▸ Problem to work on
Could you copy out, unchanged, the lines of data starting at the line containing "Output each element" and ending at the line containing "class-letter: D [80,289,88,301]"?

Coordinate annotation data:
>> START

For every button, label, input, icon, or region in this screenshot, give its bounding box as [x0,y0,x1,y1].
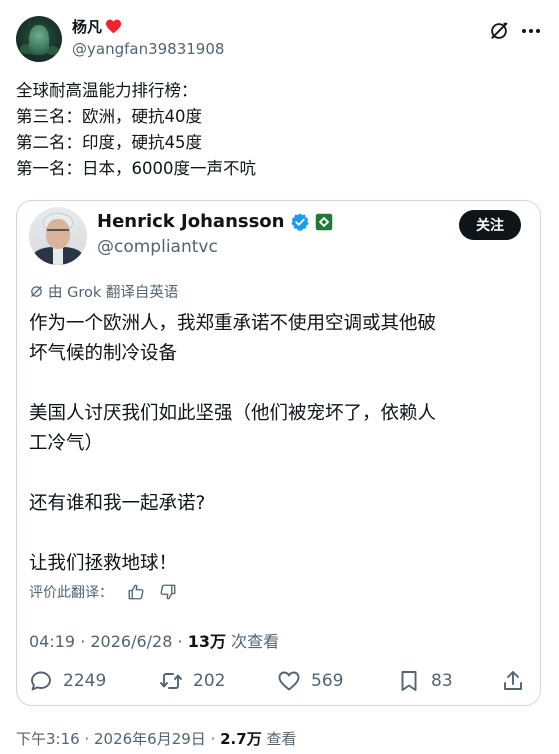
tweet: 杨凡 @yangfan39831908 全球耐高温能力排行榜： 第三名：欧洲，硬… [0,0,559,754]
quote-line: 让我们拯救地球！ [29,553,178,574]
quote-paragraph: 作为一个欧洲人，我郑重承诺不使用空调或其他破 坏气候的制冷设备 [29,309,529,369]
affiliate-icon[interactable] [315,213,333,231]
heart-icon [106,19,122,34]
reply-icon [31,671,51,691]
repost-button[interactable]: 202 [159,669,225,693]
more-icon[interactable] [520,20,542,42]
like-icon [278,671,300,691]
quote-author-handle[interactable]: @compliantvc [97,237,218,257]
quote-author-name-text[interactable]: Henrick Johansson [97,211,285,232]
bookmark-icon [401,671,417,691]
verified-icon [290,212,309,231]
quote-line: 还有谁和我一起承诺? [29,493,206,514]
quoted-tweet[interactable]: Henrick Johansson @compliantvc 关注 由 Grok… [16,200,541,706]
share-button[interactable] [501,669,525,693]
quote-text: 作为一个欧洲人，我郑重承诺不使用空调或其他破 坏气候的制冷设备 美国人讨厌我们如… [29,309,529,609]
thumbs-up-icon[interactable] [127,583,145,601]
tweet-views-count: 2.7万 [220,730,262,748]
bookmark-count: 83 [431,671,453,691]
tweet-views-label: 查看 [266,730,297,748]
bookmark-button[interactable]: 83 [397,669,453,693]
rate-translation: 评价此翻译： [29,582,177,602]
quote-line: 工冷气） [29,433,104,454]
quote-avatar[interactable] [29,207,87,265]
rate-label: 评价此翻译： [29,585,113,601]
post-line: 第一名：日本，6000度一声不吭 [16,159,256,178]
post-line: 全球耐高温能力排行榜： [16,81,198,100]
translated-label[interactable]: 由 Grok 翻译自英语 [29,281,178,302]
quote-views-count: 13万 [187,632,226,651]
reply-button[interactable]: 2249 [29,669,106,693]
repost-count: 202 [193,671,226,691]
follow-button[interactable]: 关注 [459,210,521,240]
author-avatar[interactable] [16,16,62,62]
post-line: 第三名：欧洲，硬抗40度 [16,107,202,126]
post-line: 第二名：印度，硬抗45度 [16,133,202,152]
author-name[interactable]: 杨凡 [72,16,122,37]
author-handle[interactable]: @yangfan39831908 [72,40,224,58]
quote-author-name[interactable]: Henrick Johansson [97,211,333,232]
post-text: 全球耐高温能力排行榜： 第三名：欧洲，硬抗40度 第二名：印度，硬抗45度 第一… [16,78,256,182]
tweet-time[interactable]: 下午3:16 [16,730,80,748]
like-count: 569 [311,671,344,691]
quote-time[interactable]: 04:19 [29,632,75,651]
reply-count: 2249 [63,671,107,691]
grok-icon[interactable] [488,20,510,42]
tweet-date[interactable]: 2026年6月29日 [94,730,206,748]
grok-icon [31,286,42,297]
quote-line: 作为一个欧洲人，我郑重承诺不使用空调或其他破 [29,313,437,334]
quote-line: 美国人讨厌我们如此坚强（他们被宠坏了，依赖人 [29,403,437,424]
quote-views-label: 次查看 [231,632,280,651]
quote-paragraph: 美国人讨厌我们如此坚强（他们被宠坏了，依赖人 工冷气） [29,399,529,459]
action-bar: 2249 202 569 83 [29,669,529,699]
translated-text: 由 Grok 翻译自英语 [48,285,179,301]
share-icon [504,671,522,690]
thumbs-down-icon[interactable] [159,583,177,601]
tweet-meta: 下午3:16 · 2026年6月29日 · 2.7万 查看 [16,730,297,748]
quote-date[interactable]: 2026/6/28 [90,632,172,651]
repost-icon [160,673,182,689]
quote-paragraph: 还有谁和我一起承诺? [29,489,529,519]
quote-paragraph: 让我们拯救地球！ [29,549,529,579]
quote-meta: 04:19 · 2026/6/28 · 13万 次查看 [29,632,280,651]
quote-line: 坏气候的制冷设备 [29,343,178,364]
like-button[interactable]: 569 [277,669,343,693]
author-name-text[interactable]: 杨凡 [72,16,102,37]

>> END
>> START

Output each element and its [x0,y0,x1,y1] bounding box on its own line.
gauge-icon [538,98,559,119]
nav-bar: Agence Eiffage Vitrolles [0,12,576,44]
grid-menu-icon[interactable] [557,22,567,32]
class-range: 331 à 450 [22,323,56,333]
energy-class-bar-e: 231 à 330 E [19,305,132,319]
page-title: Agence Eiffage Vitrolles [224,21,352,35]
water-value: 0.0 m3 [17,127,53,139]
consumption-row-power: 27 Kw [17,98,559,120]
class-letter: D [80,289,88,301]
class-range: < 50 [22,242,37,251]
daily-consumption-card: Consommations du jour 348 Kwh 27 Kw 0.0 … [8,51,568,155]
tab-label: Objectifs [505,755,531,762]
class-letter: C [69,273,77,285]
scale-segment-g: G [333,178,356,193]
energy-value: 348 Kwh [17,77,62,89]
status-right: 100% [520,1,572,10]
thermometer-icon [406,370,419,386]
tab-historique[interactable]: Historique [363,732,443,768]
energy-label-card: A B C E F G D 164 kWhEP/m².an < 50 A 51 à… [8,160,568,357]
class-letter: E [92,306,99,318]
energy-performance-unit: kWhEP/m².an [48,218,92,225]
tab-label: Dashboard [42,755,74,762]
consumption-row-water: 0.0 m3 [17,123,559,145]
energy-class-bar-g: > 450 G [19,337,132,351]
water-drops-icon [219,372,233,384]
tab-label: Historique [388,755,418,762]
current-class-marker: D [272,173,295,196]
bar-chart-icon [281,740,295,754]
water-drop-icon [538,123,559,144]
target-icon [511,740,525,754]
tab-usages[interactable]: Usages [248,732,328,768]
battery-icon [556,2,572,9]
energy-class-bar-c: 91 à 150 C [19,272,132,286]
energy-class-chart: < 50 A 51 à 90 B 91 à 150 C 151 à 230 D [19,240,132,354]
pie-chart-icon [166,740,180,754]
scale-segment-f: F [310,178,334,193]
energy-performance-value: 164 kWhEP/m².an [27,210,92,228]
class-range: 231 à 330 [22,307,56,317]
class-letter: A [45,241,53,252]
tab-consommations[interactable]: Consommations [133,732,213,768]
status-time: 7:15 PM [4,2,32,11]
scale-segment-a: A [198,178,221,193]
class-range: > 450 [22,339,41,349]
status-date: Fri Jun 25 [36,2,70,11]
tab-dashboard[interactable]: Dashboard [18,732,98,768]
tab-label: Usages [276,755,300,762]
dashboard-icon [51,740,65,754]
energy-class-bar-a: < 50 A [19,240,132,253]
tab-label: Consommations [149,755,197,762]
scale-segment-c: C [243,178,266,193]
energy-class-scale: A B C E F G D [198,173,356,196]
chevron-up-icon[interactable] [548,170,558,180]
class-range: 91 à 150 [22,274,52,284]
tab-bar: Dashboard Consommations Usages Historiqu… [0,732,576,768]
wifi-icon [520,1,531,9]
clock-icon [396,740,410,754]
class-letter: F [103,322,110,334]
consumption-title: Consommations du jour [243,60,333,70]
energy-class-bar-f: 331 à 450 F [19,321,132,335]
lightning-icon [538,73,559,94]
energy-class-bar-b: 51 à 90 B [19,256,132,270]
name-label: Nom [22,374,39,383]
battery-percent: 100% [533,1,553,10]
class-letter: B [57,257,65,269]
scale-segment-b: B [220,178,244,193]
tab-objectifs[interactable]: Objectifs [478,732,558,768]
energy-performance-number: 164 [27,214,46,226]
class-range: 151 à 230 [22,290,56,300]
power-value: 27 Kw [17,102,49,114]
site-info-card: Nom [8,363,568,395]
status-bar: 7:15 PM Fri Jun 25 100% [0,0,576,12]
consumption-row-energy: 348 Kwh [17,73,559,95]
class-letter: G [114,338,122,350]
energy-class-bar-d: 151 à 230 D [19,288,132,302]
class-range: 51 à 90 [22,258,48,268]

>> END

▸ Output of the task
Output each element and its [x0,y0,x1,y1] bounding box on its own line.
gauge-icon [538,98,559,119]
nav-bar: Agence Eiffage Vitrolles [0,12,576,44]
grid-menu-icon[interactable] [557,22,567,32]
class-range: 331 à 450 [22,323,56,333]
energy-class-bar-e: 231 à 330 E [19,305,132,319]
page-title: Agence Eiffage Vitrolles [224,21,352,35]
water-value: 0.0 m3 [17,127,53,139]
consumption-row-power: 27 Kw [17,98,559,120]
class-letter: D [80,289,88,301]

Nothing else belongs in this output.